ENTRIES SHOWN

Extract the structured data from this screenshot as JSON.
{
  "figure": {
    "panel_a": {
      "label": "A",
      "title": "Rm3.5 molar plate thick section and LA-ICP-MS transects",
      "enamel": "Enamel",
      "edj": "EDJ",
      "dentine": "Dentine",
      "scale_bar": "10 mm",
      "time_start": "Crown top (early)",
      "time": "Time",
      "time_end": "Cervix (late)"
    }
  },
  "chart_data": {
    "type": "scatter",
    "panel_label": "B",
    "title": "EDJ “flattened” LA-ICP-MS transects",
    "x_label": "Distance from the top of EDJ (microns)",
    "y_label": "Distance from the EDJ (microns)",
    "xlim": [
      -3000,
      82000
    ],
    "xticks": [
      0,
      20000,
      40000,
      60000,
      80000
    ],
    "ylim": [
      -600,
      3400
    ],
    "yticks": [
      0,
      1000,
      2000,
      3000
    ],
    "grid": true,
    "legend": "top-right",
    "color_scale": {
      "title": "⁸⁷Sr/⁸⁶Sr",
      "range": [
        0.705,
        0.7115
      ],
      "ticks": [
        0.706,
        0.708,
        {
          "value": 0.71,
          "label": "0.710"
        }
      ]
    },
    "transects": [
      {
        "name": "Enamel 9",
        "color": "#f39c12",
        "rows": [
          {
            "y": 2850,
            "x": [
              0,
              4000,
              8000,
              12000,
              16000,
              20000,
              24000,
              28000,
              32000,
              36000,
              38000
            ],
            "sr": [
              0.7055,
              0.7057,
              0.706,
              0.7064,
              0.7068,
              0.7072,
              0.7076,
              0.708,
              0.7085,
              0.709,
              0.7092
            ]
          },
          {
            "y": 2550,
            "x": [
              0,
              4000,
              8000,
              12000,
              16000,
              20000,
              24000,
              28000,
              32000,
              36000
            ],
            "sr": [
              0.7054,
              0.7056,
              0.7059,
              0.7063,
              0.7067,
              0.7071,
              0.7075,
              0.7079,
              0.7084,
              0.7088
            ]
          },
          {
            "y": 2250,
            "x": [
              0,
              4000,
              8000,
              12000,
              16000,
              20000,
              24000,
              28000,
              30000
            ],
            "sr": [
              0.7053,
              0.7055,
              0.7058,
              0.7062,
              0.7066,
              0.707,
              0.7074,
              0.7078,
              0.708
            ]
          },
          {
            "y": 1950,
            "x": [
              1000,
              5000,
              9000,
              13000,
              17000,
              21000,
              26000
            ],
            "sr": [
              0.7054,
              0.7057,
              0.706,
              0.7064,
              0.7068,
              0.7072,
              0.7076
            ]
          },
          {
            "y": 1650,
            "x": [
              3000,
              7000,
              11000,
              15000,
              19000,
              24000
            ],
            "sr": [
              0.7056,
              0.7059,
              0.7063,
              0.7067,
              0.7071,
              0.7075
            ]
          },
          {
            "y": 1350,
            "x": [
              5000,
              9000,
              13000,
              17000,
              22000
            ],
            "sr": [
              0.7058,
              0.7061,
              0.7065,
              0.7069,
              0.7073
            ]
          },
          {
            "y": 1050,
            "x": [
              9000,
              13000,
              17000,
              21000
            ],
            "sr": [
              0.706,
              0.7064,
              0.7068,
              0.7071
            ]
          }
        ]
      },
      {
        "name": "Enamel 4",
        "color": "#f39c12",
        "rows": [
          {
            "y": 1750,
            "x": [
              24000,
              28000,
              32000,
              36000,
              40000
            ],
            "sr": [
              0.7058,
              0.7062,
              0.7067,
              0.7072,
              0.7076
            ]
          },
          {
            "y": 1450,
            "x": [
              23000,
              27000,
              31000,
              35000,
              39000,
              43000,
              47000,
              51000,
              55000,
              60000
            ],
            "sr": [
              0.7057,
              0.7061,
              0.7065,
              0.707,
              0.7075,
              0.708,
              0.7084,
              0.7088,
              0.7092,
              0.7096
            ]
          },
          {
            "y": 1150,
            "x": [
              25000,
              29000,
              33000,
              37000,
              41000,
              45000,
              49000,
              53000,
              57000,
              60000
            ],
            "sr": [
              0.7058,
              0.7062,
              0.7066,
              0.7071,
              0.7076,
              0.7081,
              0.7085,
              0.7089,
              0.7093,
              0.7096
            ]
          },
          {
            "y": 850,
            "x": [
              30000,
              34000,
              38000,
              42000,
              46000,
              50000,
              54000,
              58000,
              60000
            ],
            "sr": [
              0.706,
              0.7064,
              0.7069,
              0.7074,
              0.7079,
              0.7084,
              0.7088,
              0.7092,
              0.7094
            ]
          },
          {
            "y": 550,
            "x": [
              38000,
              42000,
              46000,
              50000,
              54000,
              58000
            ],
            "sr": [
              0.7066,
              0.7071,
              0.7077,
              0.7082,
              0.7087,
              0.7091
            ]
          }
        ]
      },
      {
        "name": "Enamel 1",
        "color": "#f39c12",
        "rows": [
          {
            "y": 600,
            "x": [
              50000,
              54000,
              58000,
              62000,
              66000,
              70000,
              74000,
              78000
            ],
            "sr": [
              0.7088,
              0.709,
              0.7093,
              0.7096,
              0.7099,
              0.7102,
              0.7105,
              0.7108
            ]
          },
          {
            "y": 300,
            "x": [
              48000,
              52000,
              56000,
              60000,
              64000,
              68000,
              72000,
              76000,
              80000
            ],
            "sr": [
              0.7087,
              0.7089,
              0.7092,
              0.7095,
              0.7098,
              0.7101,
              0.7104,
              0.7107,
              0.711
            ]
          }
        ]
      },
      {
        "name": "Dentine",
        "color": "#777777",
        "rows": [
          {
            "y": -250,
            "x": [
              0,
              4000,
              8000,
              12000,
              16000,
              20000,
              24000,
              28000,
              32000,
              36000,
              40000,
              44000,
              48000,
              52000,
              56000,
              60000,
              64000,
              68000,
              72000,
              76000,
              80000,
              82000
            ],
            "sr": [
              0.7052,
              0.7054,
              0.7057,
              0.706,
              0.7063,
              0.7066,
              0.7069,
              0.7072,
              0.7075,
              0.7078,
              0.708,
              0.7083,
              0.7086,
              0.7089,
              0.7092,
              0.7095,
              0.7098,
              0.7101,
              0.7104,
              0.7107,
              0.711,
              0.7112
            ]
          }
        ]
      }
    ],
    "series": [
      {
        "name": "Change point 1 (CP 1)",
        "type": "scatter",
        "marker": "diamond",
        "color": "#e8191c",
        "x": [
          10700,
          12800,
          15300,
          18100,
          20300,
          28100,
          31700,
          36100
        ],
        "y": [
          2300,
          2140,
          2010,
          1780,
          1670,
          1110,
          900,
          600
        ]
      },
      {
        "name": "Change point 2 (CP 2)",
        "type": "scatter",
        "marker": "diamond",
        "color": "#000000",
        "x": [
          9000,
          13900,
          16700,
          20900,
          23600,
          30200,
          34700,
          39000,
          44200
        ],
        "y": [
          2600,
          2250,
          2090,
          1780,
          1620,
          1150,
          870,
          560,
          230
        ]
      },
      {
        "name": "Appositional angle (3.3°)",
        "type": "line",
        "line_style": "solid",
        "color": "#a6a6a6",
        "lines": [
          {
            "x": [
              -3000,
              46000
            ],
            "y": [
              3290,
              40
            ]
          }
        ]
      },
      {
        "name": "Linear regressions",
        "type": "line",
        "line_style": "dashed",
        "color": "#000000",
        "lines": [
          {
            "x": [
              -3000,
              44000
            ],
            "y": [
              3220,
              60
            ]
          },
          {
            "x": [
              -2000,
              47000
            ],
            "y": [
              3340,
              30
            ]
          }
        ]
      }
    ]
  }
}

WHAT YOU NEED TO DO
Which lines hold the word "microns"? Return all of them from the records above.

FULL OUTPUT
    "x_label": "Distance from the top of EDJ (microns)",
    "y_label": "Distance from the EDJ (microns)",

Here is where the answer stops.